## PROVIDED PASSAGE
——

Thus, Raden Wijaya managed to establish the Majapahit Kingdom. The name Majapahit stems from the two words maja, meaning a type of fruit, and pahit, which is the Indonesian word for ‘bitter’.
The exact date used as the birth of the Majapahit kingdom is the day of his coronation, the 15th of Kartika month in the year 1215 using the Javanese saka calendar, which equates to November 10, 1293. On that date, his title has changed from Raden Wijaya to Sri Kertarajasa Jayawardhana, commonly shortened to Kertarajasa.
Following the example of its predecessor, Singhasari, Majapahit was based on the combined development of agriculture and large scale maritime trade.
In the eyes of the Javanese, Majapahit represents a symbol: that of the great concentric agrarian kingdoms relying on a solid agricultural base. More importantly, it is also the symbol of Java’s first claim to pre-eminence in the Malay Archipelago, even if Majapahit’s so-called tributaries were, more often than not, places known to the Javanese of that period rather than actual dependencies.
The power of Majapahit reached its height in the mid-14th century under the leadership of King Hayam Wuruk and his prime minister, Gajah Mada. Some scholars have argued that the territories of Majapahit covered present-day Indonesia and part of Malaysia, but others maintain that its core territory was confined to eastern Java and Bali. Nonetheless, Majapahit became a significant power in the region, maintaining regular relations with Bengal, China, Champa, Cambodia, Annam (North Vietnam), and Siam (Thailand).

——

## COMPLETE THE FOLLOWING
(A) Extract the portion of the passage about Majapahit starting with "The exact date" and going on through "than actual dependencies.".
(B) Substitute "hint-text" for "help-text" in the listing from its first line through the line containing "field-label: Departmental Contribution: (40, 205, 245, 224)", and reproduce only those lines with everything else left unchanged.
The passage about Majapahit and the listing that follows are unrelated to each other.

——

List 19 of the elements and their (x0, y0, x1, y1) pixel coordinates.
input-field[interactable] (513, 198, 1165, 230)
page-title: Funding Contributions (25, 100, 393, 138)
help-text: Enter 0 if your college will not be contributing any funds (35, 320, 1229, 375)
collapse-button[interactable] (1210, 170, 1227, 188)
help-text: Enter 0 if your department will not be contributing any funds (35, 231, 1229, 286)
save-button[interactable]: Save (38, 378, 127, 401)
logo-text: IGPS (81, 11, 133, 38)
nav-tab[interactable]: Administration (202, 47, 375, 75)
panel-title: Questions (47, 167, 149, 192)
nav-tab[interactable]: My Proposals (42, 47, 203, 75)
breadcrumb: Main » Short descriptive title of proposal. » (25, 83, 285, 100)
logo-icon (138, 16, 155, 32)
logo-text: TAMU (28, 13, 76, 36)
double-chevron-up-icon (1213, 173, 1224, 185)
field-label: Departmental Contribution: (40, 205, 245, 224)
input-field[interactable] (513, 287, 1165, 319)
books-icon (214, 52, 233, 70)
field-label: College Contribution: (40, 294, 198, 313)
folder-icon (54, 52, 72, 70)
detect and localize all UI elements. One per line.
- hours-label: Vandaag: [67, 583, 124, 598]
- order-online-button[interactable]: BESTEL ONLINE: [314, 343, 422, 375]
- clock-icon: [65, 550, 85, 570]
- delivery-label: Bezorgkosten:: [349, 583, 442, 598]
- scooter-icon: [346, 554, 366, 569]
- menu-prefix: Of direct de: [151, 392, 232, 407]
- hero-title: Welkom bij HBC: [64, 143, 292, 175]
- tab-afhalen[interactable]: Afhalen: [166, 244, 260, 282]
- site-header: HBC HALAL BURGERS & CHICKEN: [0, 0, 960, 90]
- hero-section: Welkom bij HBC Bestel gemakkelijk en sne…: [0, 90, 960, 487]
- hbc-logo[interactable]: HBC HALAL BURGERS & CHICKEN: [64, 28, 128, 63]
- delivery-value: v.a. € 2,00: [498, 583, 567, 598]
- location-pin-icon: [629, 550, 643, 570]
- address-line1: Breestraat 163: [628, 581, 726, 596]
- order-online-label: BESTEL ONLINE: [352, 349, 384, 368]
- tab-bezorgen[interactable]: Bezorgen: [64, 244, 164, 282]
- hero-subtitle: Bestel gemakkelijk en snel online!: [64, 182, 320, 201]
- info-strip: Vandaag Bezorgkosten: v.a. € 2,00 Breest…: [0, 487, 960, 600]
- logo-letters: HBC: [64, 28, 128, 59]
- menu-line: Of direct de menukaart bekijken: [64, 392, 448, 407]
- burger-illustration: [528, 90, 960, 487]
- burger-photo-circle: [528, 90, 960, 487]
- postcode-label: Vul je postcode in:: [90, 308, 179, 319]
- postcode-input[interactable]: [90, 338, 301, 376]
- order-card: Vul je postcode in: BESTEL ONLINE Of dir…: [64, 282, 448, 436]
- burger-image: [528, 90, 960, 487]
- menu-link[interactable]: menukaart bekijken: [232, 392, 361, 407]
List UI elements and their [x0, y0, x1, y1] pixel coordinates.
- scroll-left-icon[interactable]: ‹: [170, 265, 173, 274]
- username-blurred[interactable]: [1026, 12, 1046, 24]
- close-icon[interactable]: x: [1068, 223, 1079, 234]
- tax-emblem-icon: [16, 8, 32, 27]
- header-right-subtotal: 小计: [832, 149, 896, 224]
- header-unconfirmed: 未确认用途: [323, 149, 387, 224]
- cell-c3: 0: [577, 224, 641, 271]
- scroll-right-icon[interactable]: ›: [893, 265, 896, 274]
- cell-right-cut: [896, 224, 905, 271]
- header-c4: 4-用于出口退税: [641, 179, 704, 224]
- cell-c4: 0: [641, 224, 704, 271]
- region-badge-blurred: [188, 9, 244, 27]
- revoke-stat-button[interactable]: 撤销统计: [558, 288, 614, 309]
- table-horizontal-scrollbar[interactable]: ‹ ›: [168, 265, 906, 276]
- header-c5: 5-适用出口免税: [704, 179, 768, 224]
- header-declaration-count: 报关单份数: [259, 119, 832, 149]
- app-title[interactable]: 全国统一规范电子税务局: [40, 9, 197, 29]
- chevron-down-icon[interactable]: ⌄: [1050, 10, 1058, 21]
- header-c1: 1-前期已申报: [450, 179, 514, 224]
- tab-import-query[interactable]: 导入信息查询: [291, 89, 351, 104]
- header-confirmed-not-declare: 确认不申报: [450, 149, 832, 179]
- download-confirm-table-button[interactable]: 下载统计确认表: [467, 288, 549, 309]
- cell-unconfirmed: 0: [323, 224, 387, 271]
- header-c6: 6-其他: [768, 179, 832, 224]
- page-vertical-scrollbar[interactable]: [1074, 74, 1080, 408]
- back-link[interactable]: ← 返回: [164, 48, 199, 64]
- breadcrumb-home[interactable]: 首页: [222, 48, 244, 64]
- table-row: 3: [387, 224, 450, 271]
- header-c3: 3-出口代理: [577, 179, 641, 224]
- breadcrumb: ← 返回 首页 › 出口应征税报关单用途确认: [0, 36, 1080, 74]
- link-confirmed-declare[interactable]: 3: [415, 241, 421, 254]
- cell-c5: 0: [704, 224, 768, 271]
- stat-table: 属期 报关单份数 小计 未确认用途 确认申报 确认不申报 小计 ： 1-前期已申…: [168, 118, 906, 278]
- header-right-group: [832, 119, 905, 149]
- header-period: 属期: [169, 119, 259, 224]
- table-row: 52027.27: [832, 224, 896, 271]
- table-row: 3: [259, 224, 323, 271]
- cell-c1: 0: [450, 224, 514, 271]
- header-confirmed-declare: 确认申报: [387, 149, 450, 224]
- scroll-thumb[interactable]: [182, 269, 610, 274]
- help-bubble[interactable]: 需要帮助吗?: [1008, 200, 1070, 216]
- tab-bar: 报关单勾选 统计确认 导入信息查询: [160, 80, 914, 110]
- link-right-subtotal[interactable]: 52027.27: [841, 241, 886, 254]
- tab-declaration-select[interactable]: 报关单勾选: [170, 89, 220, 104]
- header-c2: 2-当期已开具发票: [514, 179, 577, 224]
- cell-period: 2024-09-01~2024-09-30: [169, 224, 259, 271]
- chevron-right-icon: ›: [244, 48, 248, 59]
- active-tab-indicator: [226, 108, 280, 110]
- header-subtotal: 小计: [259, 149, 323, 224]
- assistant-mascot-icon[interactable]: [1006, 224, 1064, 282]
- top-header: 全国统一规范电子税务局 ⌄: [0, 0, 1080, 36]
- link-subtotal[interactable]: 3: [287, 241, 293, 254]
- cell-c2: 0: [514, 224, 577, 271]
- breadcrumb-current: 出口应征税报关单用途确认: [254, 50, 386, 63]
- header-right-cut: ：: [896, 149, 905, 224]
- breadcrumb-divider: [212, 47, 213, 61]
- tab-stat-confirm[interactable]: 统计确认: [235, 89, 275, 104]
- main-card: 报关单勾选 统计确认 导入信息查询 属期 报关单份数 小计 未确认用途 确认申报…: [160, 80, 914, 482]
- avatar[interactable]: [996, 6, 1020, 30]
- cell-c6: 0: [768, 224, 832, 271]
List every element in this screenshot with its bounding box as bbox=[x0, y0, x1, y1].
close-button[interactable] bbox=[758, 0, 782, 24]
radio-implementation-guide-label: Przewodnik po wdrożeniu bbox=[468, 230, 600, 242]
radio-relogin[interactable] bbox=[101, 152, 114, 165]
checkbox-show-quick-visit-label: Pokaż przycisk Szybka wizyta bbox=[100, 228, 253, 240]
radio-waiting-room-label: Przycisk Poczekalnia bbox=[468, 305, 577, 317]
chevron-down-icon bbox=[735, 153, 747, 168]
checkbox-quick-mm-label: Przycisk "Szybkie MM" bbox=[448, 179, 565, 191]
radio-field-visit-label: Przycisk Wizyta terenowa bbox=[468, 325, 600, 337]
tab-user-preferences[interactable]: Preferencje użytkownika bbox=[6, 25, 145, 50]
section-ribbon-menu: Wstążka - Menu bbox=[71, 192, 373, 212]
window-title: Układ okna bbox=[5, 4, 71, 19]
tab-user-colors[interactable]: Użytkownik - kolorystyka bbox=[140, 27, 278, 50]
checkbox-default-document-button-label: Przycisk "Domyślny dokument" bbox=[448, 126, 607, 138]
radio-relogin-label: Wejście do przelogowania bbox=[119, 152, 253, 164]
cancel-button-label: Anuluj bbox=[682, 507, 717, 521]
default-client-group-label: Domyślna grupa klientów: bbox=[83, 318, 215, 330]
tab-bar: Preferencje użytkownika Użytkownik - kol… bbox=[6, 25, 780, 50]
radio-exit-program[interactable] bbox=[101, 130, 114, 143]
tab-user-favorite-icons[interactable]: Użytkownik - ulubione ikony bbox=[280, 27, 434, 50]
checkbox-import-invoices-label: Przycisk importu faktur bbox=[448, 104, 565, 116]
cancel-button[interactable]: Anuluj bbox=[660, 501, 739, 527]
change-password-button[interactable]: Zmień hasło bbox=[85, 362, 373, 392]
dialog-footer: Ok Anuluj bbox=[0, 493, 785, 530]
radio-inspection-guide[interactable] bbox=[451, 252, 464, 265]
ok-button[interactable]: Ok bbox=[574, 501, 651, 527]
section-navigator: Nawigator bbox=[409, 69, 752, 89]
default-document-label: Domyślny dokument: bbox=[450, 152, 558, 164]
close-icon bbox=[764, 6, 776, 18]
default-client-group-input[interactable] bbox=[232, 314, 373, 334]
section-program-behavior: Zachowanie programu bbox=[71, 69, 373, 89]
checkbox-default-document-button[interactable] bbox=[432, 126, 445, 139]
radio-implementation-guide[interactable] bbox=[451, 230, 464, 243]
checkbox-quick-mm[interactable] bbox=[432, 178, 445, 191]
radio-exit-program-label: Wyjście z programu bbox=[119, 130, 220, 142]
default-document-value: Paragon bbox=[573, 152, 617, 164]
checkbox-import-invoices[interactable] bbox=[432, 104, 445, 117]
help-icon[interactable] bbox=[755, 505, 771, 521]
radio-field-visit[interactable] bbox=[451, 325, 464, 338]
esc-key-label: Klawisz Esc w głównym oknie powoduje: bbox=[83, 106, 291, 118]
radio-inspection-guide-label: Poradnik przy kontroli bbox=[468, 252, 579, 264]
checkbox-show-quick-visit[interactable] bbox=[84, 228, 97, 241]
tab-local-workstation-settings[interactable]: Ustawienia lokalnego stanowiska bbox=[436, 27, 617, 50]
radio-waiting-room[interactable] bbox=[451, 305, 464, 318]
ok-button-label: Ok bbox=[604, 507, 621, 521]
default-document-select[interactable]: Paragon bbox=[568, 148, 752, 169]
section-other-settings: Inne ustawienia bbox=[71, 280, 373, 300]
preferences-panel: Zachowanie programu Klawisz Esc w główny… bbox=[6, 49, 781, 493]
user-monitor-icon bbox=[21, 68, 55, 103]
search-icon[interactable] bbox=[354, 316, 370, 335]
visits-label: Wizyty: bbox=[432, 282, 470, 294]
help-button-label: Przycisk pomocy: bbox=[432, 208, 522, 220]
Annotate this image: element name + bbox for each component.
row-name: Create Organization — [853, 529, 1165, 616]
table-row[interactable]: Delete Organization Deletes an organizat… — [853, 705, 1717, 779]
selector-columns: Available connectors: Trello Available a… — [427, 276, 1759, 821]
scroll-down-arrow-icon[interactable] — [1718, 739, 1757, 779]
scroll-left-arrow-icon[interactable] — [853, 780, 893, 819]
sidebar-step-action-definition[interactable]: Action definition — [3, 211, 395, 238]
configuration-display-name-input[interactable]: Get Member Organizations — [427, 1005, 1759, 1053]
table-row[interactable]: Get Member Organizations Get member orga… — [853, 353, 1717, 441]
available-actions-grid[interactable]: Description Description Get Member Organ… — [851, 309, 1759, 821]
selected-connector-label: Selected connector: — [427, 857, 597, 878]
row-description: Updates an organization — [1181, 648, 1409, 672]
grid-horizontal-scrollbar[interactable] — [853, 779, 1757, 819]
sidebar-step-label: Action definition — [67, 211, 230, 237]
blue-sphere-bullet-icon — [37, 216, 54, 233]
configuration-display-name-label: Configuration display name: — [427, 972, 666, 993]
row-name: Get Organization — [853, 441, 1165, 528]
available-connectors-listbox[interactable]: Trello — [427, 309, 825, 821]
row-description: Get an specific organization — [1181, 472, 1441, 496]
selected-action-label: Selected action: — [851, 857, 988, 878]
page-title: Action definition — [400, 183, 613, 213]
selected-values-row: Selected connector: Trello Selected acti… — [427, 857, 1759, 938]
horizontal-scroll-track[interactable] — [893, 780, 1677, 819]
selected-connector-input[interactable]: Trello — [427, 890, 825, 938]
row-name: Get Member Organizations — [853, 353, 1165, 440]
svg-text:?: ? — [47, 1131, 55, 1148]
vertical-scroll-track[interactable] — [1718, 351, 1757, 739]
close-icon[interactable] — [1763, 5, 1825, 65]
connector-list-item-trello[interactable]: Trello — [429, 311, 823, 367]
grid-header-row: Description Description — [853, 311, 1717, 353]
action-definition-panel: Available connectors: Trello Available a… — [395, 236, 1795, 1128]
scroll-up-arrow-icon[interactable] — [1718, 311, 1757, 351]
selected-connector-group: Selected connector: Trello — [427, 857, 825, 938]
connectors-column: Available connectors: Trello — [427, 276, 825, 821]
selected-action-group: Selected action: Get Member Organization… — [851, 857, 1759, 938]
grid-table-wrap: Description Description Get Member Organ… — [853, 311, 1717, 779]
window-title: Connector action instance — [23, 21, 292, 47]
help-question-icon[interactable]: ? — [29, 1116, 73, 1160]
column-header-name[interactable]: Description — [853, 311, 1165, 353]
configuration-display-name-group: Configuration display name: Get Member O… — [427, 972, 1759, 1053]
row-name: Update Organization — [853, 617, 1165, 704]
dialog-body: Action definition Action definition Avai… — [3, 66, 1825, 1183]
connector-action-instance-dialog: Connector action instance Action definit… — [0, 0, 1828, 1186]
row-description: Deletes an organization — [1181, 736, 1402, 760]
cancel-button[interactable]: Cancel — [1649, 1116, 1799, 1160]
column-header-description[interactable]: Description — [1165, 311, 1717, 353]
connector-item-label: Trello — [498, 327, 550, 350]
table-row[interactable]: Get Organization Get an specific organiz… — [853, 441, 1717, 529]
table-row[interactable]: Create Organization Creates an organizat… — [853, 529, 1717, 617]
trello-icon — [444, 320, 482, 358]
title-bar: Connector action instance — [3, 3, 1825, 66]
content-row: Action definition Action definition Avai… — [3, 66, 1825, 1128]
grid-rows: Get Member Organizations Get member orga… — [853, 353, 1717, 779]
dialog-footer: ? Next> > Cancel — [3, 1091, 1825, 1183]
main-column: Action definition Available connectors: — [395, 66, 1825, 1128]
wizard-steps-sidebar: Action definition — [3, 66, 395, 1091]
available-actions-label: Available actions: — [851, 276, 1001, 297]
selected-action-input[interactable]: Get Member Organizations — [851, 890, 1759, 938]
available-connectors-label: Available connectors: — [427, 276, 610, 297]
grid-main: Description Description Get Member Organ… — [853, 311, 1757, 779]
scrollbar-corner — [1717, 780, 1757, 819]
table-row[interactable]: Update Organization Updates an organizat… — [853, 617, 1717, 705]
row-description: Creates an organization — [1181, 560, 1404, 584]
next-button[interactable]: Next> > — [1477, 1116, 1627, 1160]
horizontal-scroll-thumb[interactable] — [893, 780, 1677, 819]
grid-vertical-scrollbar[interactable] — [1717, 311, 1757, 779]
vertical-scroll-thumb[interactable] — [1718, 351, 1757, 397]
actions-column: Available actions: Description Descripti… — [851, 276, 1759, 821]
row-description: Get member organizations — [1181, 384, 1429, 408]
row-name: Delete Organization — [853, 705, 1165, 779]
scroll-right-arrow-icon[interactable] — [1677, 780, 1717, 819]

——

## EXPECTED OUTPUTS
(A)
The exact date used as the birth of the Majapahit kingdom is the day of his coronation, the 15th of Kartika month in the year 1215 using the Javanese saka calendar, which equates to November 10, 1293. On that date, his title has changed from Raden Wijaya to Sri Kertarajasa Jayawardhana, commonly shortened to Kertarajasa.
Following the example of its predecessor, Singhasari, Majapahit was based on the combined development of agriculture and large scale maritime trade.
In the eyes of the Javanese, Majapahit represents a symbol: that of the great concentric agrarian kingdoms relying on a solid agricultural base. More importantly, it is also the symbol of Java’s first claim to pre-eminence in the Malay Archipelago, even if Majapahit’s so-called tributaries were, more often than not, places known to the Javanese of that period rather than actual dependencies.

(B)
List 19 of the elements and their (x0, y0, x1, y1) pixel coordinates.
input-field[interactable] (513, 198, 1165, 230)
page-title: Funding Contributions (25, 100, 393, 138)
hint-text: Enter 0 if your college will not be contributing any funds (35, 320, 1229, 375)
collapse-button[interactable] (1210, 170, 1227, 188)
hint-text: Enter 0 if your department will not be contributing any funds (35, 231, 1229, 286)
save-button[interactable]: Save (38, 378, 127, 401)
logo-text: IGPS (81, 11, 133, 38)
nav-tab[interactable]: Administration (202, 47, 375, 75)
panel-title: Questions (47, 167, 149, 192)
nav-tab[interactable]: My Proposals (42, 47, 203, 75)
breadcrumb: Main » Short descriptive title of proposal. » (25, 83, 285, 100)
logo-icon (138, 16, 155, 32)
logo-text: TAMU (28, 13, 76, 36)
double-chevron-up-icon (1213, 173, 1224, 185)
field-label: Departmental Contribution: (40, 205, 245, 224)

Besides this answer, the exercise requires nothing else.